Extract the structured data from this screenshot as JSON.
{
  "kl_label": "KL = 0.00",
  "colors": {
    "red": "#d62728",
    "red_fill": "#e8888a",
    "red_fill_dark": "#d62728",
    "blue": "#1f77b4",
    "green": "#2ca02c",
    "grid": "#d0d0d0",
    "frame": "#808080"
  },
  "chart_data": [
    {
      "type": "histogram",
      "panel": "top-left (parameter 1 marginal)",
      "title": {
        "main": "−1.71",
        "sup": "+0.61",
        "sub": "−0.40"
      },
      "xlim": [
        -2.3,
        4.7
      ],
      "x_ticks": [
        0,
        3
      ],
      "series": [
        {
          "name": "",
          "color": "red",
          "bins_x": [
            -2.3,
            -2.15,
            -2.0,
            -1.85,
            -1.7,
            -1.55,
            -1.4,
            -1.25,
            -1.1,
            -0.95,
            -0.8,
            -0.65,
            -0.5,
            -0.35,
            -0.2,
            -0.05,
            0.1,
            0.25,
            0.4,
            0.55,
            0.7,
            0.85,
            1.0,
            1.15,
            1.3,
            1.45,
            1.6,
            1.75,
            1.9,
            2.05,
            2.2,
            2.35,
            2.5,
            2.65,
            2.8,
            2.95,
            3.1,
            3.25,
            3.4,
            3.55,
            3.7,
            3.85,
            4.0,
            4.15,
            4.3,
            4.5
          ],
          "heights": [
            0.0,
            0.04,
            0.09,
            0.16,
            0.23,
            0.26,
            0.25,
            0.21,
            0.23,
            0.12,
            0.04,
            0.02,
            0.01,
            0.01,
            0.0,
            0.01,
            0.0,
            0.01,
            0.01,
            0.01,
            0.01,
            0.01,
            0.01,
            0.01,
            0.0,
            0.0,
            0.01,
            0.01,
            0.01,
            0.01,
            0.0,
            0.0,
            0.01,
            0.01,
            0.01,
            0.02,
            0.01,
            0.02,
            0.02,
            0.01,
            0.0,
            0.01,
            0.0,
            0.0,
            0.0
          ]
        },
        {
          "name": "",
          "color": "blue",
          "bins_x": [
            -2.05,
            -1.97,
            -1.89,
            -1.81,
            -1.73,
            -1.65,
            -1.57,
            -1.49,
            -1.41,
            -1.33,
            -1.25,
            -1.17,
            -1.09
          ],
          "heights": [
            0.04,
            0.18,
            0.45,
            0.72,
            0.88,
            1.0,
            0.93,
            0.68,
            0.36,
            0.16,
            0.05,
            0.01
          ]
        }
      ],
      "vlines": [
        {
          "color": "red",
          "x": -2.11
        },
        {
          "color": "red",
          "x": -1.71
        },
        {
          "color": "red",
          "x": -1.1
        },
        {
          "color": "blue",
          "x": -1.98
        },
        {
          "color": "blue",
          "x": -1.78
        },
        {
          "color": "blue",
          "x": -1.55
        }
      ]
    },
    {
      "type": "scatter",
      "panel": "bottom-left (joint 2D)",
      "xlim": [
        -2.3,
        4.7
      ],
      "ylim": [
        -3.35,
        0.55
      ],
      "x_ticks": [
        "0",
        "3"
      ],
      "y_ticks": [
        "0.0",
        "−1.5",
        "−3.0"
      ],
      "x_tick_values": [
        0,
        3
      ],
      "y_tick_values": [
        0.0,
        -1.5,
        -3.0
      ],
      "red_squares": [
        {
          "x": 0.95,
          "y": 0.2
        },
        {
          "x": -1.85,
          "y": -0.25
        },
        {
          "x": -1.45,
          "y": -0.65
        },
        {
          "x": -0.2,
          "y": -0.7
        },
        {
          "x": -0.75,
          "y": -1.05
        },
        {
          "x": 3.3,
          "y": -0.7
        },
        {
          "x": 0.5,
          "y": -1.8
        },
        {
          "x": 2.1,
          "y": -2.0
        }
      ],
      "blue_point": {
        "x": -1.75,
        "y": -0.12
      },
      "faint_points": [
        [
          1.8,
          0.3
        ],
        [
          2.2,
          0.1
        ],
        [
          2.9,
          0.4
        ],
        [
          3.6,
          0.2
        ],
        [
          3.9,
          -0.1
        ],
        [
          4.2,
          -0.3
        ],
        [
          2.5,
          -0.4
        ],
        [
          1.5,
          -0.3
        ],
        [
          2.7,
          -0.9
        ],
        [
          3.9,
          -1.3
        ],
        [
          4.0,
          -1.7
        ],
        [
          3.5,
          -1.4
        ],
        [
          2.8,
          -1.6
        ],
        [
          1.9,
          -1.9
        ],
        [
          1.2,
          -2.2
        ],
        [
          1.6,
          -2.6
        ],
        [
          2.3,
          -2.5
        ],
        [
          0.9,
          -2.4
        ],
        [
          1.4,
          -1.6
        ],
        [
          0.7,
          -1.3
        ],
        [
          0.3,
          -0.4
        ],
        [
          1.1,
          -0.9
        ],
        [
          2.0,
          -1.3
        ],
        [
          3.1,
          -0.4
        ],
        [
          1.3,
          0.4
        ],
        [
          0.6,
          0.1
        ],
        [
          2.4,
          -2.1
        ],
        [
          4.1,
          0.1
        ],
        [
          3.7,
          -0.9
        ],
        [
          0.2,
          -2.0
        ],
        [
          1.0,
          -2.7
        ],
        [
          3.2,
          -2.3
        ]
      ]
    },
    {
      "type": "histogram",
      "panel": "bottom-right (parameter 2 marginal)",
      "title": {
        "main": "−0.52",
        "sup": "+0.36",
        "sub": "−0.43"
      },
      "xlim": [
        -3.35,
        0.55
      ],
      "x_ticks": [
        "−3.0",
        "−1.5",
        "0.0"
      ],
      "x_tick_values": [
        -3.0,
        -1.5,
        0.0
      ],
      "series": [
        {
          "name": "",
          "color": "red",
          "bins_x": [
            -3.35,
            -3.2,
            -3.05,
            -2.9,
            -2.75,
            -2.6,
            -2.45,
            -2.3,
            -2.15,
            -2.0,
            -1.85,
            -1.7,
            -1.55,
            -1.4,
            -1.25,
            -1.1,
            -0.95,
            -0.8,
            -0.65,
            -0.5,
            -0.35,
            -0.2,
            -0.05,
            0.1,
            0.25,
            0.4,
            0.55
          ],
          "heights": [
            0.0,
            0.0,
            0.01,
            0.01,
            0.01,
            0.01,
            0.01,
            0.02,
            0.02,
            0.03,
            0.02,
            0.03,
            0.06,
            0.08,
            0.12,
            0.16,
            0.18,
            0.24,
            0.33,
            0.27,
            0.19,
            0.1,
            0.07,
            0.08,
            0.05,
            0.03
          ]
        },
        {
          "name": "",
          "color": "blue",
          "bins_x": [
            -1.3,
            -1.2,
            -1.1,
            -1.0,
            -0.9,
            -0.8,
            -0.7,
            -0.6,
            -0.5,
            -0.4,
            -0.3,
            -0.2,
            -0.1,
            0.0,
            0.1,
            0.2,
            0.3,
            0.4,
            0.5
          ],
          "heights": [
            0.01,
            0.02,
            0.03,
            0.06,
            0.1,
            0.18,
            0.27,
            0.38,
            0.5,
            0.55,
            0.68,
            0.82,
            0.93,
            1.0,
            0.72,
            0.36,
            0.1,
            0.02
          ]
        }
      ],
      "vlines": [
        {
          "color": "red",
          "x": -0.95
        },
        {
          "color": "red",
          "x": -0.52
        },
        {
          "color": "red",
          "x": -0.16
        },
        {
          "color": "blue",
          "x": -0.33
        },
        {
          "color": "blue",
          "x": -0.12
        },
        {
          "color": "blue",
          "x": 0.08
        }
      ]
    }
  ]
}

○ ○ ○

> **YOUR GOAL**
Take each line containing the string "bottom" and copy it out.

> **TASK SOLUTION**
      "panel": "bottom-left (joint 2D)",
      "panel": "bottom-right (parameter 2 marginal)",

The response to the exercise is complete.